**What the exercise asks**
Locate all lines with the word "badge". Copy them.

# START OF Supplied data

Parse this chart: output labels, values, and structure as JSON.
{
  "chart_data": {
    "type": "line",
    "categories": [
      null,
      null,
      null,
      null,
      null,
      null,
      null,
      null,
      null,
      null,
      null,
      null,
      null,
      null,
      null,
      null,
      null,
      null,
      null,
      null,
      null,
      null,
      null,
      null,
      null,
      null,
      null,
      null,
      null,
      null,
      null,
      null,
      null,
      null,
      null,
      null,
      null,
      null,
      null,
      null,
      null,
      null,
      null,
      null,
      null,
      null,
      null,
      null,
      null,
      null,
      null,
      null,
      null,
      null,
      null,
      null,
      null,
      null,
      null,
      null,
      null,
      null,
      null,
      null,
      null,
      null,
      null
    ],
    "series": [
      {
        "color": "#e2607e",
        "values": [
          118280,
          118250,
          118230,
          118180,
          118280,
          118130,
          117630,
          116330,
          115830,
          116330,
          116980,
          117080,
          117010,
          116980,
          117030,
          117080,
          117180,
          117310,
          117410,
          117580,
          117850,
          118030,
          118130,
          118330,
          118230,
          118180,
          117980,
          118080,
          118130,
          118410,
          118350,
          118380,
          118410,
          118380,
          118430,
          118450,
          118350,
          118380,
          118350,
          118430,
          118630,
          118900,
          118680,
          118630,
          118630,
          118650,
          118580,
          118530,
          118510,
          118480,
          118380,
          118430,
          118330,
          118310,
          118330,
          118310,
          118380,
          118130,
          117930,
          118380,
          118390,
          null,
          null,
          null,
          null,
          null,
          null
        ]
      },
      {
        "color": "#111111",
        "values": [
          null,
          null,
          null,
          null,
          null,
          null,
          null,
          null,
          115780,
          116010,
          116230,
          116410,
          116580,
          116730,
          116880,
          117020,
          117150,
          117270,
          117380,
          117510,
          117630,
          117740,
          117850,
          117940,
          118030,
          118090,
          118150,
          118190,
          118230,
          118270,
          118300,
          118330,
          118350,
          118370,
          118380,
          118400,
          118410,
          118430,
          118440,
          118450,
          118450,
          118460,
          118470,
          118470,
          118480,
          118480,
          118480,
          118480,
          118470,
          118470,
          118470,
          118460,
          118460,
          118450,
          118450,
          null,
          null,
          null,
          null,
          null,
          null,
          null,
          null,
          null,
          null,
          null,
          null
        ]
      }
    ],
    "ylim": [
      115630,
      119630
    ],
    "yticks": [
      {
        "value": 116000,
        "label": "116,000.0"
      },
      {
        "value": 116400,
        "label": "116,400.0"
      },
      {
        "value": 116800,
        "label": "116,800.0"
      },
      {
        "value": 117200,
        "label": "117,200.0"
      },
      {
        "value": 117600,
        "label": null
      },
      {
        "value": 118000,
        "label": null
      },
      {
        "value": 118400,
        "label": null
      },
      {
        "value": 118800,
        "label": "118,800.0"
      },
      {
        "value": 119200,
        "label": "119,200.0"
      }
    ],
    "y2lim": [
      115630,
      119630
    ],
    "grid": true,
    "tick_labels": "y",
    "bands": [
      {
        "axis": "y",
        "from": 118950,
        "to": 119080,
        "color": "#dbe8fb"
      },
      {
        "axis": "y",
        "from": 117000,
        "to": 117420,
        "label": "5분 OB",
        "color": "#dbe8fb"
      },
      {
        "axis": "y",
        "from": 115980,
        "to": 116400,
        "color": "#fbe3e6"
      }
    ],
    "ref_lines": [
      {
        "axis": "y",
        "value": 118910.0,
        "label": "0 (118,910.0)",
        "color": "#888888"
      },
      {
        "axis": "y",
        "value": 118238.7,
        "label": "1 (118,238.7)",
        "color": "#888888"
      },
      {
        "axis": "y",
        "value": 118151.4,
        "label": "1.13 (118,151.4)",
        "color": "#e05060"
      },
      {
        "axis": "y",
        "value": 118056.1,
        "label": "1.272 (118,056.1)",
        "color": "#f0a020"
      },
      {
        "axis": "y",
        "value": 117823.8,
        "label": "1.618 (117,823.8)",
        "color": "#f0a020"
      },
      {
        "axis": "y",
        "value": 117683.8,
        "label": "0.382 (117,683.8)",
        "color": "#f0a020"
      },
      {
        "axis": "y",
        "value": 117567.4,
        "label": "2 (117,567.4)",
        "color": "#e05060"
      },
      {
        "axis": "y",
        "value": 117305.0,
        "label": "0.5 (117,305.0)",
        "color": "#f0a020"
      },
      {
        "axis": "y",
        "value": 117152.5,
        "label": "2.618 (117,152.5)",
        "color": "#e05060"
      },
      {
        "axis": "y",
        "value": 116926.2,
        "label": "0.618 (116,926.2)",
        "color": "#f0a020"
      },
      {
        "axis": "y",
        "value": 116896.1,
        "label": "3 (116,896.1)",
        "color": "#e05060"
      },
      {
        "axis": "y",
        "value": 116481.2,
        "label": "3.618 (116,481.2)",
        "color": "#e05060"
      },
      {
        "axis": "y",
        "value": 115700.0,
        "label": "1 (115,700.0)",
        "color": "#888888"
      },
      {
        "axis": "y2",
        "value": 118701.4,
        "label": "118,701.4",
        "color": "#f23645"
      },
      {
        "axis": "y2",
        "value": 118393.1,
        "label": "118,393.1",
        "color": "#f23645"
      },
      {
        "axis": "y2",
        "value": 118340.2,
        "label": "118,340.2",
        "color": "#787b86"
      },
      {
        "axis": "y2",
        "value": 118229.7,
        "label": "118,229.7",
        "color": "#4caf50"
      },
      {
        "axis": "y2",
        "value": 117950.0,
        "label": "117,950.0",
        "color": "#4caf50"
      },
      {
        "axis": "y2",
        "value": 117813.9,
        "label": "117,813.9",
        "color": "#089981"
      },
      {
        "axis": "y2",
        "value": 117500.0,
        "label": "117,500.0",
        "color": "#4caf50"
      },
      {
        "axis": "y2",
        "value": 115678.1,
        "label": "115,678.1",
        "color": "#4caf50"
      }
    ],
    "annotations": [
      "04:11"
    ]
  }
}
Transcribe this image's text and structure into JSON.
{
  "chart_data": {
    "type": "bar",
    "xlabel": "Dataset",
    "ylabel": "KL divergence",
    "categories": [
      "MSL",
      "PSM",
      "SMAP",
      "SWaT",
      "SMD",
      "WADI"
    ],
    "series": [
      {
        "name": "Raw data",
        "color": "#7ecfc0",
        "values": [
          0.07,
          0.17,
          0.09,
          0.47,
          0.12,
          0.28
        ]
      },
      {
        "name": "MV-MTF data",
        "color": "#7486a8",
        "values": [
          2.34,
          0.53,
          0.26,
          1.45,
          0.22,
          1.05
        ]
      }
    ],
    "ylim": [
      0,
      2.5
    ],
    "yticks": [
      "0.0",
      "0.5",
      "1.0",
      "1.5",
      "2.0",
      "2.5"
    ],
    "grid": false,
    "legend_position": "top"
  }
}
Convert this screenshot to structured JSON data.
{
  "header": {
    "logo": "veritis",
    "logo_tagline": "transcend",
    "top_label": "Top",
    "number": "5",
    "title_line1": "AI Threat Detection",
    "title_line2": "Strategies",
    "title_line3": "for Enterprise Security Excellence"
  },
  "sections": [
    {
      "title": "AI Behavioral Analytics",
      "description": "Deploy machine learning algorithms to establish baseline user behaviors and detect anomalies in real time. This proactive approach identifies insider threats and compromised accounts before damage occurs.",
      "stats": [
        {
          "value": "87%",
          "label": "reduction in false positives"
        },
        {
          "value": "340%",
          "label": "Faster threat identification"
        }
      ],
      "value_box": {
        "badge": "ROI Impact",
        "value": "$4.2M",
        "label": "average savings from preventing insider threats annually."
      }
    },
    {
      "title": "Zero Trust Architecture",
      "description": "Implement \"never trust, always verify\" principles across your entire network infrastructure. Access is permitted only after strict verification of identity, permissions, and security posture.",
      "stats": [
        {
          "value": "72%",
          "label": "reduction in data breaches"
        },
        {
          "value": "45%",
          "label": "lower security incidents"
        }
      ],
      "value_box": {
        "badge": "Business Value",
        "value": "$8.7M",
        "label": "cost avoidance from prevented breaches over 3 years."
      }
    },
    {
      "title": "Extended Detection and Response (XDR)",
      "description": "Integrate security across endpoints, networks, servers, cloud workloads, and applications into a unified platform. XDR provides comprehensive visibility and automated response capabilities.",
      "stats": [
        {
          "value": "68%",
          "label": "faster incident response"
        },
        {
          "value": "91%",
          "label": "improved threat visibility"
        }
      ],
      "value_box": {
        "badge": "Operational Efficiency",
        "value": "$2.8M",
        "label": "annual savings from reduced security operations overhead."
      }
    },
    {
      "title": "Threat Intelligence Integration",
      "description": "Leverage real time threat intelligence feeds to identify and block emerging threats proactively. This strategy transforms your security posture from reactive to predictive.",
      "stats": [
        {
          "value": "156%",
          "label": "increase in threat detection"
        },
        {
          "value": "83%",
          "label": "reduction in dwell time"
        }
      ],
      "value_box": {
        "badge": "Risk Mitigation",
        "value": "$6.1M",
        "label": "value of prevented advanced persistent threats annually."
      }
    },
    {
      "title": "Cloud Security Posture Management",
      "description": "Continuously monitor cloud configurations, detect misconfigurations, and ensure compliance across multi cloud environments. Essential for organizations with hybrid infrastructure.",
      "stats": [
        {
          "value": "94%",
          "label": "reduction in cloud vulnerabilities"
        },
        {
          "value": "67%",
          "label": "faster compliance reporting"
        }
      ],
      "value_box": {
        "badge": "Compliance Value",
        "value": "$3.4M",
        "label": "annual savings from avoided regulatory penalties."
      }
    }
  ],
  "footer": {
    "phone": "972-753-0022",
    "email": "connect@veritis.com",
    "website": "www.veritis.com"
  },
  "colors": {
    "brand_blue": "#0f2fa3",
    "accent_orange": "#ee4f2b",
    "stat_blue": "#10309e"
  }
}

# END OF Supplied data

**Solution to this exercise**
        "badge": "ROI Impact",
        "badge": "Business Value",
        "badge": "Operational Efficiency",
        "badge": "Risk Mitigation",
        "badge": "Compliance Value",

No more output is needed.